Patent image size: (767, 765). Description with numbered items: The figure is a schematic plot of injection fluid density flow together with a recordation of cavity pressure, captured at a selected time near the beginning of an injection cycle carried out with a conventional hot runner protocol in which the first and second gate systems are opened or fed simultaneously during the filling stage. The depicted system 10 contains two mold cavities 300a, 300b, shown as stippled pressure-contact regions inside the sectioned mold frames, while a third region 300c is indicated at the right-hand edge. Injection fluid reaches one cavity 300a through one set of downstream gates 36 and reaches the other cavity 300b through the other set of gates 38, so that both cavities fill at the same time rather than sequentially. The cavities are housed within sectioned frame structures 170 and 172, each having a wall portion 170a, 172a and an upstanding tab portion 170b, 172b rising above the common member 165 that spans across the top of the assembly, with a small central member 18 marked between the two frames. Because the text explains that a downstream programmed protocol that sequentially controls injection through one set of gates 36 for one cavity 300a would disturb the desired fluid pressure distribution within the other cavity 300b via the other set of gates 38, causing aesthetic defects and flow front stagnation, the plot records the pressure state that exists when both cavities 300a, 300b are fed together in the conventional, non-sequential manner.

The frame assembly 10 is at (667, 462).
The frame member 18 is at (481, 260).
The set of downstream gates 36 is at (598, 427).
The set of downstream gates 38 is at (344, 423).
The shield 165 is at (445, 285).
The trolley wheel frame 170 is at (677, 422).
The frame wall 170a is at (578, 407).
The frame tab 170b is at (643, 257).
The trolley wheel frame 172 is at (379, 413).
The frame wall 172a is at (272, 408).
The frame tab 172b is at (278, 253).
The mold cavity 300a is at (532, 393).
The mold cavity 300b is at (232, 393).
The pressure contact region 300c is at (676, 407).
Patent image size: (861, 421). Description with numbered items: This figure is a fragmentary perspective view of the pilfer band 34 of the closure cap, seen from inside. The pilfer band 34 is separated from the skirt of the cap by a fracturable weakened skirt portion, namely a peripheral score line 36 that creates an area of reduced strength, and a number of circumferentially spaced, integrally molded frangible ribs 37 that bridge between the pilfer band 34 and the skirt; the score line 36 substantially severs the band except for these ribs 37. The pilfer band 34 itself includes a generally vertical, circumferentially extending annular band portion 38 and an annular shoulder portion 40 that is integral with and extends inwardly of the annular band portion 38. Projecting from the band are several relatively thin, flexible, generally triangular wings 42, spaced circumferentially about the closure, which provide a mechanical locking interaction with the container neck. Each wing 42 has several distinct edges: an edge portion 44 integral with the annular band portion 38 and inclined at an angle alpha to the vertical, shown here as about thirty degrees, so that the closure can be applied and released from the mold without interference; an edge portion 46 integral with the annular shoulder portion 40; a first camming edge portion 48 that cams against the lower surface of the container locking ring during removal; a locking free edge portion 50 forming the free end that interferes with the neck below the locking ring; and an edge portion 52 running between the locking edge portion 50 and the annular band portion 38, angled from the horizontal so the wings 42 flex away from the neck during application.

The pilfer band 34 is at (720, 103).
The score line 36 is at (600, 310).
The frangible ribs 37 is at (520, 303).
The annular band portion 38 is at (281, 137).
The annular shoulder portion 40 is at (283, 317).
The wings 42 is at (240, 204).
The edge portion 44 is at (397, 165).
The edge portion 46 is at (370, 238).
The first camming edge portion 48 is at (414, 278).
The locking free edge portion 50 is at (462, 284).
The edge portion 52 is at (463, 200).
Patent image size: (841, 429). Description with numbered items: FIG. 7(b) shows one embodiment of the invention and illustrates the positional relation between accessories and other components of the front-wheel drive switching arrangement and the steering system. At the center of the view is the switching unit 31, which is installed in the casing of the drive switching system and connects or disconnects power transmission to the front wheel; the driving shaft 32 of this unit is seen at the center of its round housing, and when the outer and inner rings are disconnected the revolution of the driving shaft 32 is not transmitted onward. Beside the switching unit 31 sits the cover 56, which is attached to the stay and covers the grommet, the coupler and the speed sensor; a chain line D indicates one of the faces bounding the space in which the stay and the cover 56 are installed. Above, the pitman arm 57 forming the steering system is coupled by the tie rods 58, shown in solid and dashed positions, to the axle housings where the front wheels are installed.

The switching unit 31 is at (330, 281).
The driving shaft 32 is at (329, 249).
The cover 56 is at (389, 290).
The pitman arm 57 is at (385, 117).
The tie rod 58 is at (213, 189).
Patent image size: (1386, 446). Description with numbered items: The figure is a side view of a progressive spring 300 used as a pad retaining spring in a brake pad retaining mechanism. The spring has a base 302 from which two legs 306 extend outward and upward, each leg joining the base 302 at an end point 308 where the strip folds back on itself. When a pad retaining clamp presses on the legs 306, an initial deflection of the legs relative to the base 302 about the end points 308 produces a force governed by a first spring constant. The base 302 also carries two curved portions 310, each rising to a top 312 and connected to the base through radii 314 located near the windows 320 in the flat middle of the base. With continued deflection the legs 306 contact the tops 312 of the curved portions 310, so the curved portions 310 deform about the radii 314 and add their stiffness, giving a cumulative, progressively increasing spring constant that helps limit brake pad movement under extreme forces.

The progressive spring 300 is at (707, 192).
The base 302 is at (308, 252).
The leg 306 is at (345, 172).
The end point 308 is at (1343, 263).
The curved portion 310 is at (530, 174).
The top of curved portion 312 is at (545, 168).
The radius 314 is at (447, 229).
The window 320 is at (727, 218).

———

### Work to do
Render the data above as a JSON list of strings, one string per line, leaving out the blank lines.

### Task answer
[
  "Patent image size: (767, 765). Description with numbered items: The figure is a schematic plot of injection fluid density flow together with a recordation of cavity pressure, captured at a selected time near the beginning of an injection cycle carried out with a conventional hot runner protocol in which the first and second gate systems are opened or fed simultaneously during the filling stage. The depicted system 10 contains two mold cavities 300a, 300b, shown as stippled pressure-contact regions inside the sectioned mold frames, while a third region 300c is indicated at the right-hand edge. Injection fluid reaches one cavity 300a through one set of downstream gates 36 and reaches the other cavity 300b through the other set of gates 38, so that both cavities fill at the same time rather than sequentially. The cavities are housed within sectioned frame structures 170 and 172, each having a wall portion 170a, 172a and an upstanding tab portion 170b, 172b rising above the common member 165 that spans across the top of the assembly, with a small central member 18 marked between the two frames. Because the text explains that a downstream programmed protocol that sequentially controls injection through one set of gates 36 for one cavity 300a would disturb the desired fluid pressure distribution within the other cavity 300b via the other set of gates 38, causing aesthetic defects and flow front stagnation, the plot records the pressure state that exists when both cavities 300a, 300b are fed together in the conventional, non-sequential manner.",
  "The frame assembly 10 is at (667, 462).",
  "The frame member 18 is at (481, 260).",
  "The set of downstream gates 36 is at (598, 427).",
  "The set of downstream gates 38 is at (344, 423).",
  "The shield 165 is at (445, 285).",
  "The trolley wheel frame 170 is at (677, 422).",
  "The frame wall 170a is at (578, 407).",
  "The frame tab 170b is at (643, 257).",
  "The trolley wheel frame 172 is at (379, 413).",
  "The frame wall 172a is at (272, 408).",
  "The frame tab 172b is at (278, 253).",
  "The mold cavity 300a is at (532, 393).",
  "The mold cavity 300b is at (232, 393).",
  "The pressure contact region 300c is at (676, 407).",
  "Patent image size: (861, 421). Description with numbered items: This figure is a fragmentary perspective view of the pilfer band 34 of the closure cap, seen from inside. The pilfer band 34 is separated from the skirt of the cap by a fracturable weakened skirt portion, namely a peripheral score line 36 that creates an area of reduced strength, and a number of circumferentially spaced, integrally molded frangible ribs 37 that bridge between the pilfer band 34 and the skirt; the score line 36 substantially severs the band except for these ribs 37. The pilfer band 34 itself includes a generally vertical, circumferentially extending annular band portion 38 and an annular shoulder portion 40 that is integral with and extends inwardly of the annular band portion 38. Projecting from the band are several relatively thin, flexible, generally triangular wings 42, spaced circumferentially about the closure, which provide a mechanical locking interaction with the container neck. Each wing 42 has several distinct edges: an edge portion 44 integral with the annular band portion 38 and inclined at an angle alpha to the vertical, shown here as about thirty degrees, so that the closure can be applied and released from the mold without interference; an edge portion 46 integral with the annular shoulder portion 40; a first camming edge portion 48 that cams against the lower surface of the container locking ring during removal; a locking free edge portion 50 forming the free end that interferes with the neck below the locking ring; and an edge portion 52 running between the locking edge portion 50 and the annular band portion 38, angled from the horizontal so the wings 42 flex away from the neck during application.",
  "The pilfer band 34 is at (720, 103).",
  "The score line 36 is at (600, 310).",
  "The frangible ribs 37 is at (520, 303).",
  "The annular band portion 38 is at (281, 137).",
  "The annular shoulder portion 40 is at (283, 317).",
  "The wings 42 is at (240, 204).",
  "The edge portion 44 is at (397, 165).",
  "The edge portion 46 is at (370, 238).",
  "The first camming edge portion 48 is at (414, 278).",
  "The locking free edge portion 50 is at (462, 284).",
  "The edge portion 52 is at (463, 200).",
  "Patent image size: (841, 429). Description with numbered items: FIG. 7(b) shows one embodiment of the invention and illustrates the positional relation between accessories and other components of the front-wheel drive switching arrangement and the steering system. At the center of the view is the switching unit 31, which is installed in the casing of the drive switching system and connects or disconnects power transmission to the front wheel; the driving shaft 32 of this unit is seen at the center of its round housing, and when the outer and inner rings are disconnected the revolution of the driving shaft 32 is not transmitted onward. Beside the switching unit 31 sits the cover 56, which is attached to the stay and covers the grommet, the coupler and the speed sensor; a chain line D indicates one of the faces bounding the space in which the stay and the cover 56 are installed. Above, the pitman arm 57 forming the steering system is coupled by the tie rods 58, shown in solid and dashed positions, to the axle housings where the front wheels are installed.",
  "The switching unit 31 is at (330, 281).",
  "The driving shaft 32 is at (329, 249).",
  "The cover 56 is at (389, 290).",
  "The pitman arm 57 is at (385, 117).",
  "The tie rod 58 is at (213, 189).",
  "Patent image size: (1386, 446). Description with numbered items: The figure is a side view of a progressive spring 300 used as a pad retaining spring in a brake pad retaining mechanism. The spring has a base 302 from which two legs 306 extend outward and upward, each leg joining the base 302 at an end point 308 where the strip folds back on itself. When a pad retaining clamp presses on the legs 306, an initial deflection of the legs relative to the base 302 about the end points 308 produces a force governed by a first spring constant. The base 302 also carries two curved portions 310, each rising to a top 312 and connected to the base through radii 314 located near the windows 320 in the flat middle of the base. With continued deflection the legs 306 contact the tops 312 of the curved portions 310, so the curved portions 310 deform about the radii 314 and add their stiffness, giving a cumulative, progressively increasing spring constant that helps limit brake pad movement under extreme forces.",
  "The progressive spring 300 is at (707, 192).",
  "The base 302 is at (308, 252).",
  "The leg 306 is at (345, 172).",
  "The end point 308 is at (1343, 263).",
  "The curved portion 310 is at (530, 174).",
  "The top of curved portion 312 is at (545, 168).",
  "The radius 314 is at (447, 229).",
  "The window 320 is at (727, 218)."
]